**Request:** Copy every line of the material below word for word.

**Supplied records:**
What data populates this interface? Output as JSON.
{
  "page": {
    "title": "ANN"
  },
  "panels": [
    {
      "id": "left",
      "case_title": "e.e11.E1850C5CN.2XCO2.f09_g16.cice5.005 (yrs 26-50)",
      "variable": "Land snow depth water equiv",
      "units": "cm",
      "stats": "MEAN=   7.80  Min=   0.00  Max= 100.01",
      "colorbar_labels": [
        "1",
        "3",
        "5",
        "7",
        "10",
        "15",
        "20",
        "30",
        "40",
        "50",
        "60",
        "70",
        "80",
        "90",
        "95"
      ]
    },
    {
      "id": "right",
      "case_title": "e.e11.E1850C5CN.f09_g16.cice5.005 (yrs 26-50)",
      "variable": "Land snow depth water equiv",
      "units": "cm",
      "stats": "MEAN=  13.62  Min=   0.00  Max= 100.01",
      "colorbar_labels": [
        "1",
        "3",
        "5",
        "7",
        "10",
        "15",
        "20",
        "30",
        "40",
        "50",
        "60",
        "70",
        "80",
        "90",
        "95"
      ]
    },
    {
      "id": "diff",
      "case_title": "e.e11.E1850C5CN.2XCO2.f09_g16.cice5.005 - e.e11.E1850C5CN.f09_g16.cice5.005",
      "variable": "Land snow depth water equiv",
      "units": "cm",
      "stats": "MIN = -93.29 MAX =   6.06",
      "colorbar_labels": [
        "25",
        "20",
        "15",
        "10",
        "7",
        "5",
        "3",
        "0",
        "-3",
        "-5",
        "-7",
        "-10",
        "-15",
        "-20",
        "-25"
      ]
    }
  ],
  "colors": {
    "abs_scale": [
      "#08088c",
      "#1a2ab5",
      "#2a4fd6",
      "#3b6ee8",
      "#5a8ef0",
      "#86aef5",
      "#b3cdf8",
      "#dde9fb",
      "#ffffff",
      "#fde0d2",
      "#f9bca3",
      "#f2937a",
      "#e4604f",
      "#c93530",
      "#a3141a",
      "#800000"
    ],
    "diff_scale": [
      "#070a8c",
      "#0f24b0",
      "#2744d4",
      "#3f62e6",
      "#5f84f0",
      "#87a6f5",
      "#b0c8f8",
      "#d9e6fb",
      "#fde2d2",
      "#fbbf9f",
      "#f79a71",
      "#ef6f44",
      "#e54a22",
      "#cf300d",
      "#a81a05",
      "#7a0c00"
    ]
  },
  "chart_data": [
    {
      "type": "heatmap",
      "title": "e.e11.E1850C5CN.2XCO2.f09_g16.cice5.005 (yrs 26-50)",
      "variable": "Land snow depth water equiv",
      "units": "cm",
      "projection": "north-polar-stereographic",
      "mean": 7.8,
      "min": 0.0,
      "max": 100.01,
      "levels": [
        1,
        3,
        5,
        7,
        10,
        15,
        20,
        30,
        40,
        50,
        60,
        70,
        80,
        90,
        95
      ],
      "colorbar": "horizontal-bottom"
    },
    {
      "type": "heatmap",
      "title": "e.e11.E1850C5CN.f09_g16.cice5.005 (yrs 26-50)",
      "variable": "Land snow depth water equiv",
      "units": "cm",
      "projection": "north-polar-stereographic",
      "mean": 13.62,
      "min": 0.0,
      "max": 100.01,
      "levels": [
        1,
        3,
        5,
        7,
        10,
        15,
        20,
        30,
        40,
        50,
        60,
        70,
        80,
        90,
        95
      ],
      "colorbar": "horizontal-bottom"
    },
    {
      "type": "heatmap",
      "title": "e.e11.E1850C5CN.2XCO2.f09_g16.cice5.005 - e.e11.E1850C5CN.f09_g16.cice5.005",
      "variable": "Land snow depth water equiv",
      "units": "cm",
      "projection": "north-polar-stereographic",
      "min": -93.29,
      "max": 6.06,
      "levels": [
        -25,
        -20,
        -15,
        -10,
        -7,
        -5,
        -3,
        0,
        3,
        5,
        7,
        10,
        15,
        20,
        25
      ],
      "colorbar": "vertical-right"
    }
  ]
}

**The solution:**
What data populates this interface? Output as JSON.
{
  "page": {
    "title": "ANN"
  },
  "panels": [
    {
      "id": "left",
      "case_title": "e.e11.E1850C5CN.2XCO2.f09_g16.cice5.005 (yrs 26-50)",
      "variable": "Land snow depth water equiv",
      "units": "cm",
      "stats": "MEAN=   7.80  Min=   0.00  Max= 100.01",
      "colorbar_labels": [
        "1",
        "3",
        "5",
        "7",
        "10",
        "15",
        "20",
        "30",
        "40",
        "50",
        "60",
        "70",
        "80",
        "90",
        "95"
      ]
    },
    {
      "id": "right",
      "case_title": "e.e11.E1850C5CN.f09_g16.cice5.005 (yrs 26-50)",
      "variable": "Land snow depth water equiv",
      "units": "cm",
      "stats": "MEAN=  13.62  Min=   0.00  Max= 100.01",
      "colorbar_labels": [
        "1",
        "3",
        "5",
        "7",
        "10",
        "15",
        "20",
        "30",
        "40",
        "50",
        "60",
        "70",
        "80",
        "90",
        "95"
      ]
    },
    {
      "id": "diff",
      "case_title": "e.e11.E1850C5CN.2XCO2.f09_g16.cice5.005 - e.e11.E1850C5CN.f09_g16.cice5.005",
      "variable": "Land snow depth water equiv",
      "units": "cm",
      "stats": "MIN = -93.29 MAX =   6.06",
      "colorbar_labels": [
        "25",
        "20",
        "15",
        "10",
        "7",
        "5",
        "3",
        "0",
        "-3",
        "-5",
        "-7",
        "-10",
        "-15",
        "-20",
        "-25"
      ]
    }
  ],
  "colors": {
    "abs_scale": [
      "#08088c",
      "#1a2ab5",
      "#2a4fd6",
      "#3b6ee8",
      "#5a8ef0",
      "#86aef5",
      "#b3cdf8",
      "#dde9fb",
      "#ffffff",
      "#fde0d2",
      "#f9bca3",
      "#f2937a",
      "#e4604f",
      "#c93530",
      "#a3141a",
      "#800000"
    ],
    "diff_scale": [
      "#070a8c",
      "#0f24b0",
      "#2744d4",
      "#3f62e6",
      "#5f84f0",
      "#87a6f5",
      "#b0c8f8",
      "#d9e6fb",
      "#fde2d2",
      "#fbbf9f",
      "#f79a71",
      "#ef6f44",
      "#e54a22",
      "#cf300d",
      "#a81a05",
      "#7a0c00"
    ]
  },
  "chart_data": [
    {
      "type": "heatmap",
      "title": "e.e11.E1850C5CN.2XCO2.f09_g16.cice5.005 (yrs 26-50)",
      "variable": "Land snow depth water equiv",
      "units": "cm",
      "projection": "north-polar-stereographic",
      "mean": 7.8,
      "min": 0.0,
      "max": 100.01,
      "levels": [
        1,
        3,
        5,
        7,
        10,
        15,
        20,
        30,
        40,
        50,
        60,
        70,
        80,
        90,
        95
      ],
      "colorbar": "horizontal-bottom"
    },
    {
      "type": "heatmap",
      "title": "e.e11.E1850C5CN.f09_g16.cice5.005 (yrs 26-50)",
      "variable": "Land snow depth water equiv",
      "units": "cm",
      "projection": "north-polar-stereographic",
      "mean": 13.62,
      "min": 0.0,
      "max": 100.01,
      "levels": [
        1,
        3,
        5,
        7,
        10,
        15,
        20,
        30,
        40,
        50,
        60,
        70,
        80,
        90,
        95
      ],
      "colorbar": "horizontal-bottom"
    },
    {
      "type": "heatmap",
      "title": "e.e11.E1850C5CN.2XCO2.f09_g16.cice5.005 - e.e11.E1850C5CN.f09_g16.cice5.005",
      "variable": "Land snow depth water equiv",
      "units": "cm",
      "projection": "north-polar-stereographic",
      "min": -93.29,
      "max": 6.06,
      "levels": [
        -25,
        -20,
        -15,
        -10,
        -7,
        -5,
        -3,
        0,
        3,
        5,
        7,
        10,
        15,
        20,
        25
      ],
      "colorbar": "vertical-right"
    }
  ]
}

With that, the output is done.